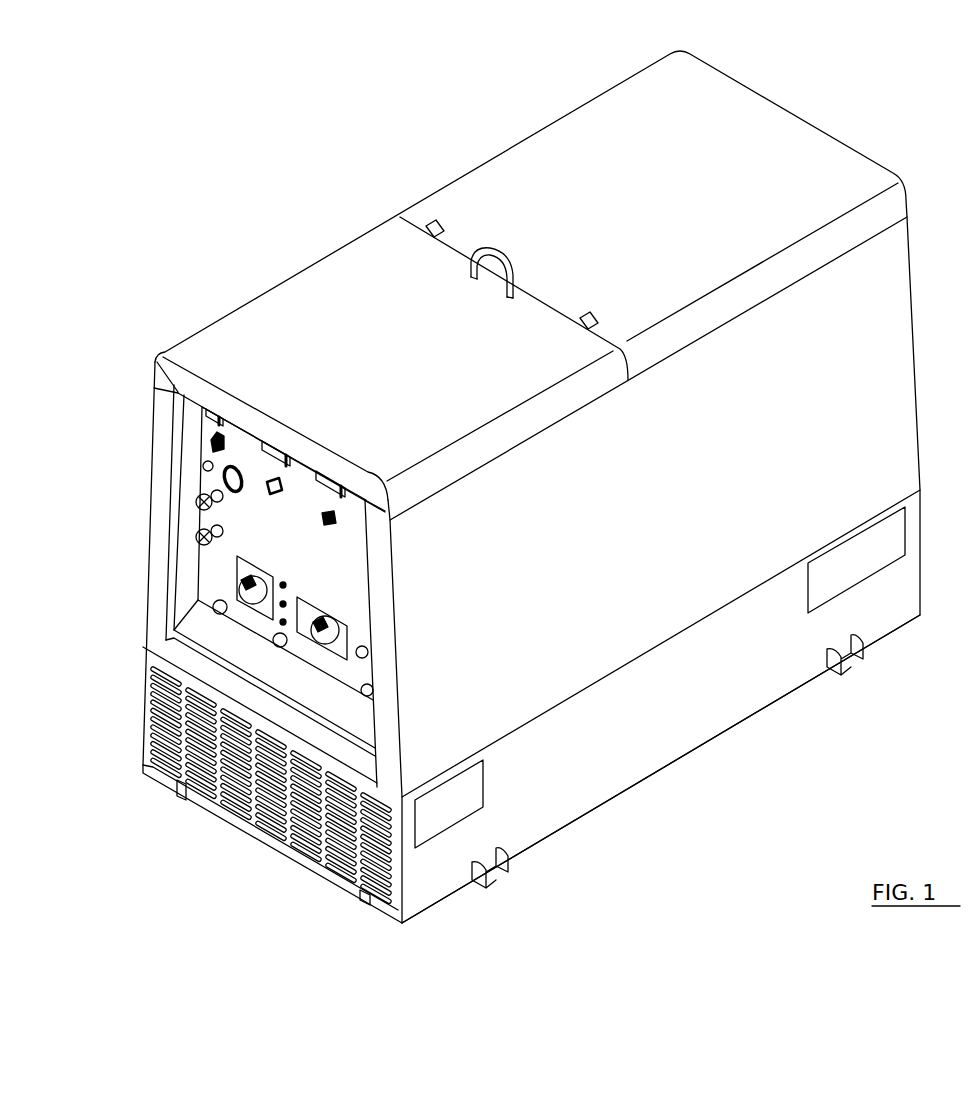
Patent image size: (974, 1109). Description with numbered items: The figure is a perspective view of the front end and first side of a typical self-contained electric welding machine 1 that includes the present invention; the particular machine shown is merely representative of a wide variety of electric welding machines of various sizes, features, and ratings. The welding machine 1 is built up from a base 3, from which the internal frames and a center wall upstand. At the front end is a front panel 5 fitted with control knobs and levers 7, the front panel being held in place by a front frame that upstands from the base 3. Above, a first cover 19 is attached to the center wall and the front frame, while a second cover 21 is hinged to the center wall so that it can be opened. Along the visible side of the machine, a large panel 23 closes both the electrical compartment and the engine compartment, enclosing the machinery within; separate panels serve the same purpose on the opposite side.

The self-contained electric welding machine 1 is at (140, 543).
The base 3 is at (661, 784).
The front panel 5 is at (337, 582).
The control knobs and levers 7 is at (251, 568).
The first cover 19 is at (437, 380).
The second cover 21 is at (682, 236).
The large panel 23 is at (586, 582).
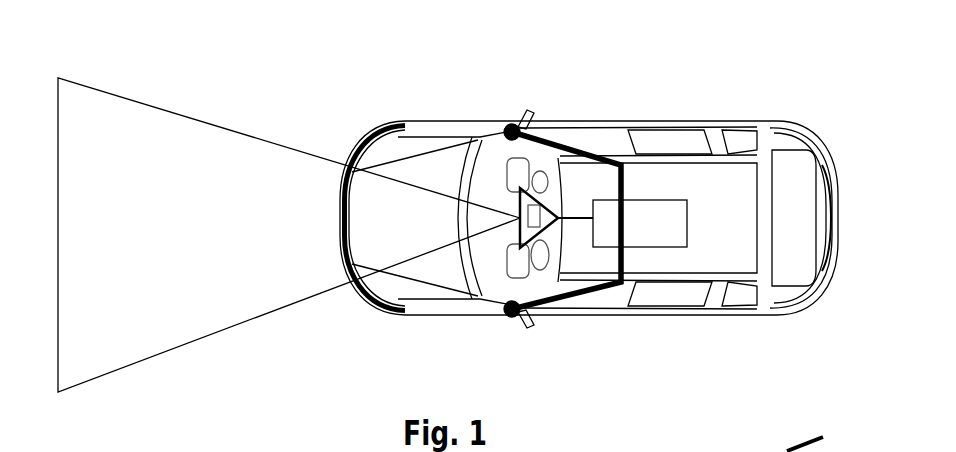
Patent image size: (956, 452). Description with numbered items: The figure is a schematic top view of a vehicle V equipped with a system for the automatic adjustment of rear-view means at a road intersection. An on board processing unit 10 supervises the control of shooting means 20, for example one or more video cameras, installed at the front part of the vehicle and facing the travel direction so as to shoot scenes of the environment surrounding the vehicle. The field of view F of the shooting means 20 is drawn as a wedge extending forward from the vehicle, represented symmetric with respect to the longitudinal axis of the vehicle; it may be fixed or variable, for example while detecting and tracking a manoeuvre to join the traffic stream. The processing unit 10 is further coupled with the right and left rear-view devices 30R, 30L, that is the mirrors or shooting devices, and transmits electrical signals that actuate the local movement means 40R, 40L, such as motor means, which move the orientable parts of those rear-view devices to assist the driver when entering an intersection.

The vehicle V is at (589, 162).
The field of view F is at (289, 221).
The on board processing unit 10 is at (653, 282).
The shooting means 20 is at (577, 273).
The right rear-view device 30R is at (577, 74).
The left rear-view device 30L is at (570, 365).
The right local movement means 40R is at (467, 80).
The left local movement means 40L is at (448, 344).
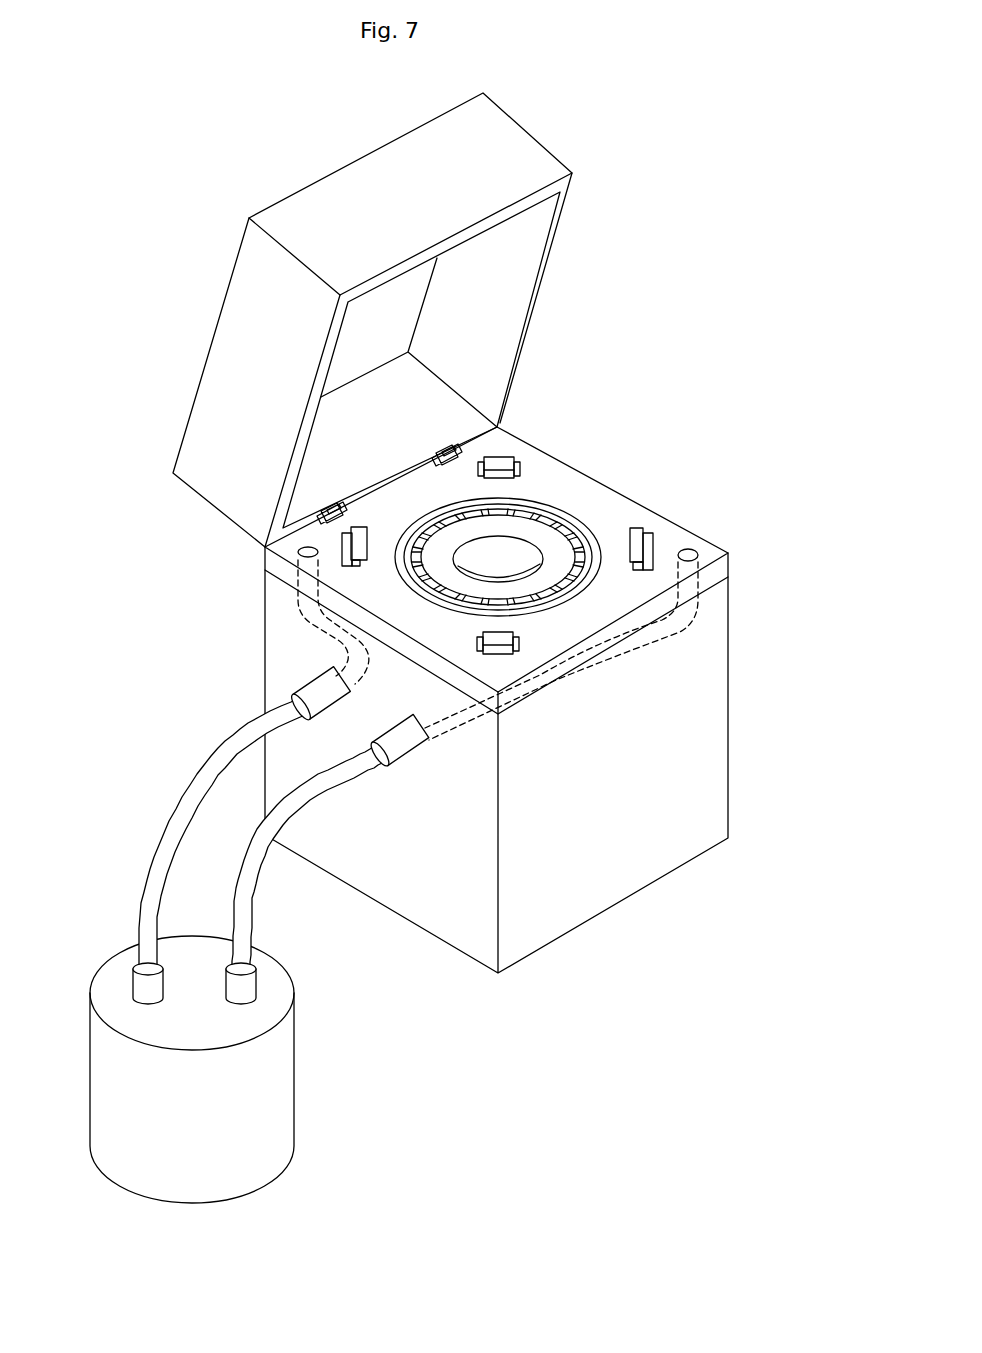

■ ■ ■ ■ ■ ■ ■

## TASK DIRECTIONS
Copy the listing above line for line, leaving out the pictures.

## EXERCISE SOLUTION
Patent image size: (974, 1109). Description with numbered items: The figure is a perspective view of the front end and first side of a typical self-contained electric welding machine 1 that includes the present invention; the particular machine shown is merely representative of a wide variety of electric welding machines of various sizes, features, and ratings. The welding machine 1 is built up from a base 3, from which the internal frames and a center wall upstand. At the front end is a front panel 5 fitted with control knobs and levers 7, the front panel being held in place by a front frame that upstands from the base 3. Above, a first cover 19 is attached to the center wall and the front frame, while a second cover 21 is hinged to the center wall so that it can be opened. Along the visible side of the machine, a large panel 23 closes both the electrical compartment and the engine compartment, enclosing the machinery within; separate panels serve the same purpose on the opposite side.

The self-contained electric welding machine 1 is at (140, 543).
The base 3 is at (661, 784).
The front panel 5 is at (337, 582).
The control knobs and levers 7 is at (251, 568).
The first cover 19 is at (437, 380).
The second cover 21 is at (682, 236).
The large panel 23 is at (586, 582).
Patent image size: (956, 452). Description with numbered items: The figure is a schematic top view of a vehicle V equipped with a system for the automatic adjustment of rear-view means at a road intersection. An on board processing unit 10 supervises the control of shooting means 20, for example one or more video cameras, installed at the front part of the vehicle and facing the travel direction so as to shoot scenes of the environment surrounding the vehicle. The field of view F of the shooting means 20 is drawn as a wedge extending forward from the vehicle, represented symmetric with respect to the longitudinal axis of the vehicle; it may be fixed or variable, for example while detecting and tracking a manoeuvre to join the traffic stream. The processing unit 10 is further coupled with the right and left rear-view devices 30R, 30L, that is the mirrors or shooting devices, and transmits electrical signals that actuate the local movement means 40R, 40L, such as motor means, which move the orientable parts of those rear-view devices to assist the driver when entering an intersection.

The vehicle V is at (589, 162).
The field of view F is at (289, 221).
The on board processing unit 10 is at (653, 282).
The shooting means 20 is at (577, 273).
The right rear-view device 30R is at (577, 74).
The left rear-view device 30L is at (570, 365).
The right local movement means 40R is at (467, 80).
The left local movement means 40L is at (448, 344).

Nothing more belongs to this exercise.